Dataset entries on figures
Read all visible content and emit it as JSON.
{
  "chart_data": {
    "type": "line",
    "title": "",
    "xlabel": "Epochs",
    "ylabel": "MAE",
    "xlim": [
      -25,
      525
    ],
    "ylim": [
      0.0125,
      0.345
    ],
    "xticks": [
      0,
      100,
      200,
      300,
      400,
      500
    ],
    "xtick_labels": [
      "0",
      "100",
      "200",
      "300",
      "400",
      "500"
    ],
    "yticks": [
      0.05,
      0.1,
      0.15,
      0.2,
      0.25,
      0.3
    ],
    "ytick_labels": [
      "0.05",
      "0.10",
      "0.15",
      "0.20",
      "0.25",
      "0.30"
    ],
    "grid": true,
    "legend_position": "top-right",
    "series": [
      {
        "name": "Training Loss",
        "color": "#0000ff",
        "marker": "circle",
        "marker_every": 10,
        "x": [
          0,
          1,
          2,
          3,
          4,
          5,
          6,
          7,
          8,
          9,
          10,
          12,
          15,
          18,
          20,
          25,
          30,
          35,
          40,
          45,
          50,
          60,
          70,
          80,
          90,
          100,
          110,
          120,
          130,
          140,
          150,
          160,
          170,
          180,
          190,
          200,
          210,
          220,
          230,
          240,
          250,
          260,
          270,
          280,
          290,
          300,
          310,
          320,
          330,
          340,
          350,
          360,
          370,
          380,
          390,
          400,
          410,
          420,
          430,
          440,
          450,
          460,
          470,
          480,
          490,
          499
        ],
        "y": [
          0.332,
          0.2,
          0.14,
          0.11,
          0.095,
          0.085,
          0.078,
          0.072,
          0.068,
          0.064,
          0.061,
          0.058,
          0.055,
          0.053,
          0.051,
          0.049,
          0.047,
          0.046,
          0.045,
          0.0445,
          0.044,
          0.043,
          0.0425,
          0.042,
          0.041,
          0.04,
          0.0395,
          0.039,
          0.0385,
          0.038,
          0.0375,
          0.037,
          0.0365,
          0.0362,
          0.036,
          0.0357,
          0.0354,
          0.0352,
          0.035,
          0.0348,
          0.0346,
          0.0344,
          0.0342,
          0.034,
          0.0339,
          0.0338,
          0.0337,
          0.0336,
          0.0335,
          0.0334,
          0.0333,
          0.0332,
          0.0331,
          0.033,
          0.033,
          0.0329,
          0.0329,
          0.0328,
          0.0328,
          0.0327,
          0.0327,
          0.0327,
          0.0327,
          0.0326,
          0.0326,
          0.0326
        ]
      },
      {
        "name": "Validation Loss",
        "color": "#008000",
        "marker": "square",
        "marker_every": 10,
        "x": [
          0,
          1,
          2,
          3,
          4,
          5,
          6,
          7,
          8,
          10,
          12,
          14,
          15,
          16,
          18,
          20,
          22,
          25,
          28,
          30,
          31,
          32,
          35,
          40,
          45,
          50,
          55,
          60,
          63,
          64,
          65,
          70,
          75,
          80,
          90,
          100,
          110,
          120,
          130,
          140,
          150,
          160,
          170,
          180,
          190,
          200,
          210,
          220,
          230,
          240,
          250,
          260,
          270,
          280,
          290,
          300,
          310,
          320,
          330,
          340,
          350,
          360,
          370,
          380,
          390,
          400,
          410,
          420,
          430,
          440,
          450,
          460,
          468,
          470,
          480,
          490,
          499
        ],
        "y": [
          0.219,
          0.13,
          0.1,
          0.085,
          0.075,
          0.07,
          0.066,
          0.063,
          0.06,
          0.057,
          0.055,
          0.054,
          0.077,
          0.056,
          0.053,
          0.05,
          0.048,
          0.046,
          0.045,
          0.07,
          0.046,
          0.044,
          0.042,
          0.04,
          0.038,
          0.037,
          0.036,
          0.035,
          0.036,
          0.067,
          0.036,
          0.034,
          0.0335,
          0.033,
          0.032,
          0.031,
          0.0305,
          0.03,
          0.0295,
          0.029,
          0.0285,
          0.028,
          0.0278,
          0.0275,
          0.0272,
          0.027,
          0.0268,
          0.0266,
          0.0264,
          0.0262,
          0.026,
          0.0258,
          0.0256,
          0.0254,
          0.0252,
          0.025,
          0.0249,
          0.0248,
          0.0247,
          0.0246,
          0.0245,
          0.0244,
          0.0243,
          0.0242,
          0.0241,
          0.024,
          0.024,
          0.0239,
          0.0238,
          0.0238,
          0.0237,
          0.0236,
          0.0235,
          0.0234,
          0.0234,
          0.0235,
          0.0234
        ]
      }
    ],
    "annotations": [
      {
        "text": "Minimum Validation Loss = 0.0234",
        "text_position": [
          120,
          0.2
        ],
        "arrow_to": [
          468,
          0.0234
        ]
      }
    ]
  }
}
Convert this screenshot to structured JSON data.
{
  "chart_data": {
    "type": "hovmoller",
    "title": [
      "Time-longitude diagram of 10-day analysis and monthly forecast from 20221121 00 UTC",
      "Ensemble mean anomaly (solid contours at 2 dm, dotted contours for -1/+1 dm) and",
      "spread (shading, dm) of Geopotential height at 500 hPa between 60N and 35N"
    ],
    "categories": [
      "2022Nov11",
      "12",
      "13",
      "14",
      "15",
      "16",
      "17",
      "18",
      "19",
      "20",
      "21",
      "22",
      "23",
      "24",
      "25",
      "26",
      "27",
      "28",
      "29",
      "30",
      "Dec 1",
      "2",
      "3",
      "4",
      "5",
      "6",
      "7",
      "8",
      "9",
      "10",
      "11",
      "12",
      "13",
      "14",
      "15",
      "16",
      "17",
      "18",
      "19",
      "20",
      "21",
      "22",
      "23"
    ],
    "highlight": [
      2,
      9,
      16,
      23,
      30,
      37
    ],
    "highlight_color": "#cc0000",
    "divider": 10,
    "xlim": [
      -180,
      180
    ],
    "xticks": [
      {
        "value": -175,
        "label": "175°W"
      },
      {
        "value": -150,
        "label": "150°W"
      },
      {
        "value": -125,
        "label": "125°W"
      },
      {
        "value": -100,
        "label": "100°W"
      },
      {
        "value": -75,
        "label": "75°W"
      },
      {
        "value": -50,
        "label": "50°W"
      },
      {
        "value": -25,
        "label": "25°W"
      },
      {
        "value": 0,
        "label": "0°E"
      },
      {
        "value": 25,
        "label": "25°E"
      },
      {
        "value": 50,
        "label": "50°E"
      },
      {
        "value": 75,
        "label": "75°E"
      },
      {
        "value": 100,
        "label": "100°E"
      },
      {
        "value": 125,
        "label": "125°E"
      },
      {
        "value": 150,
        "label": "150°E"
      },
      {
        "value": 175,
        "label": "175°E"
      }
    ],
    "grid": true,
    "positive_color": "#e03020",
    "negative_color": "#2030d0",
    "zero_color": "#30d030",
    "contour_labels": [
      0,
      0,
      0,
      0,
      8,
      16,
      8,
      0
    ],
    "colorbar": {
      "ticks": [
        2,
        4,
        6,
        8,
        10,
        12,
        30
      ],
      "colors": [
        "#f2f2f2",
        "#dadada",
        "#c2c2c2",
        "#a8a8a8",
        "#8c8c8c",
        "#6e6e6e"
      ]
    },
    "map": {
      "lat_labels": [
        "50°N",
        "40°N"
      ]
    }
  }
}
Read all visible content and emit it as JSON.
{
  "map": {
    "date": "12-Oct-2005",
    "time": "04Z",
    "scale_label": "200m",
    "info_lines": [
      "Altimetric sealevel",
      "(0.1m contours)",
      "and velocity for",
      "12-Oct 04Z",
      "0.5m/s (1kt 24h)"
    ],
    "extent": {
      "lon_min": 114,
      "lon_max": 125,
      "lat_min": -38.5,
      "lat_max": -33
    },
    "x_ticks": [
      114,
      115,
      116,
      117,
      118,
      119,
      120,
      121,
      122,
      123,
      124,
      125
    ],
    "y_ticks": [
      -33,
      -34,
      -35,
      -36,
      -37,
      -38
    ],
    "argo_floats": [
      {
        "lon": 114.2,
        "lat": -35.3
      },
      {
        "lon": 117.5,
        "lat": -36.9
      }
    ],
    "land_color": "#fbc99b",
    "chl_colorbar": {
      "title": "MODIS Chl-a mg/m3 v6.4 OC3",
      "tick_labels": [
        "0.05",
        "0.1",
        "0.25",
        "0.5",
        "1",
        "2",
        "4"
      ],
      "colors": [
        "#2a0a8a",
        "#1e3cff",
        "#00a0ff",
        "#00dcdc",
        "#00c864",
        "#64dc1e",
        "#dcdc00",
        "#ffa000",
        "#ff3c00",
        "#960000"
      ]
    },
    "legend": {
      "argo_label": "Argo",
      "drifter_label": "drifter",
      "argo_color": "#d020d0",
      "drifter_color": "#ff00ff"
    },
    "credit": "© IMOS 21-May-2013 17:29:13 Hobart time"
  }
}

◆ GOAL: Which lines above hold the word "Validation"? Copy each of them.

◆ CORRECT RESPONSE:
        "name": "Validation Loss",
        "text": "Minimum Validation Loss = 0.0234",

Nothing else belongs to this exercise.